:: Records to process

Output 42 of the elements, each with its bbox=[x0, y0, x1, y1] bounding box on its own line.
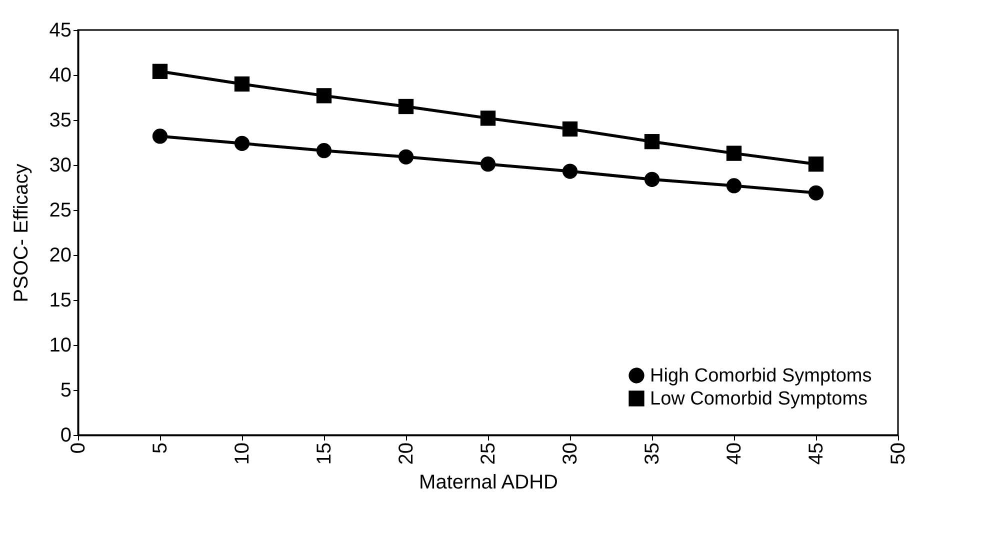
point bbox=[808, 185, 824, 200]
y-tick-label: 40 bbox=[49, 64, 72, 86]
y-tick-label: 10 bbox=[49, 334, 72, 356]
x-tick-label: 40 bbox=[724, 442, 746, 465]
point bbox=[316, 88, 332, 104]
x-tick-label: 5 bbox=[150, 442, 172, 454]
point bbox=[234, 76, 250, 92]
y-tick-label: 35 bbox=[49, 110, 72, 132]
point bbox=[234, 136, 250, 151]
x-tick-label: 10 bbox=[232, 442, 254, 465]
point bbox=[726, 178, 742, 194]
point bbox=[562, 121, 578, 137]
x-tick-label: 50 bbox=[888, 442, 910, 465]
point bbox=[644, 134, 660, 150]
legend-label: Low Comorbid Symptoms bbox=[650, 388, 868, 410]
y-tick-label: 25 bbox=[49, 200, 72, 222]
point bbox=[398, 98, 414, 114]
point bbox=[398, 149, 414, 164]
point bbox=[152, 64, 168, 79]
point bbox=[316, 143, 332, 158]
x-tick-label: 30 bbox=[560, 442, 582, 465]
x-axis-title: Maternal ADHD bbox=[419, 472, 558, 494]
y-tick-label: 45 bbox=[49, 20, 72, 42]
y-tick-label: 5 bbox=[60, 380, 72, 402]
point bbox=[562, 164, 578, 179]
y-tick-label: 20 bbox=[49, 244, 72, 266]
point bbox=[726, 146, 742, 161]
point bbox=[480, 110, 496, 126]
x-tick-label: 15 bbox=[314, 442, 336, 465]
y-tick-label: 15 bbox=[49, 290, 72, 312]
y-axis-title: PSOC- Efficacy bbox=[10, 164, 32, 302]
x-tick-label: 0 bbox=[68, 442, 90, 454]
point bbox=[808, 156, 824, 172]
x-tick-label: 35 bbox=[642, 442, 664, 465]
x-tick-label: 25 bbox=[478, 442, 500, 465]
legend-label: High Comorbid Symptoms bbox=[650, 366, 872, 386]
y-tick-label: 30 bbox=[49, 154, 72, 176]
x-tick-label: 45 bbox=[806, 442, 828, 465]
point bbox=[152, 128, 168, 144]
point bbox=[480, 156, 496, 172]
point bbox=[644, 172, 660, 187]
x-tick-label: 20 bbox=[396, 442, 418, 465]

::::

Count the lines in the items that contain the string "legend" and reply with that number alone.

2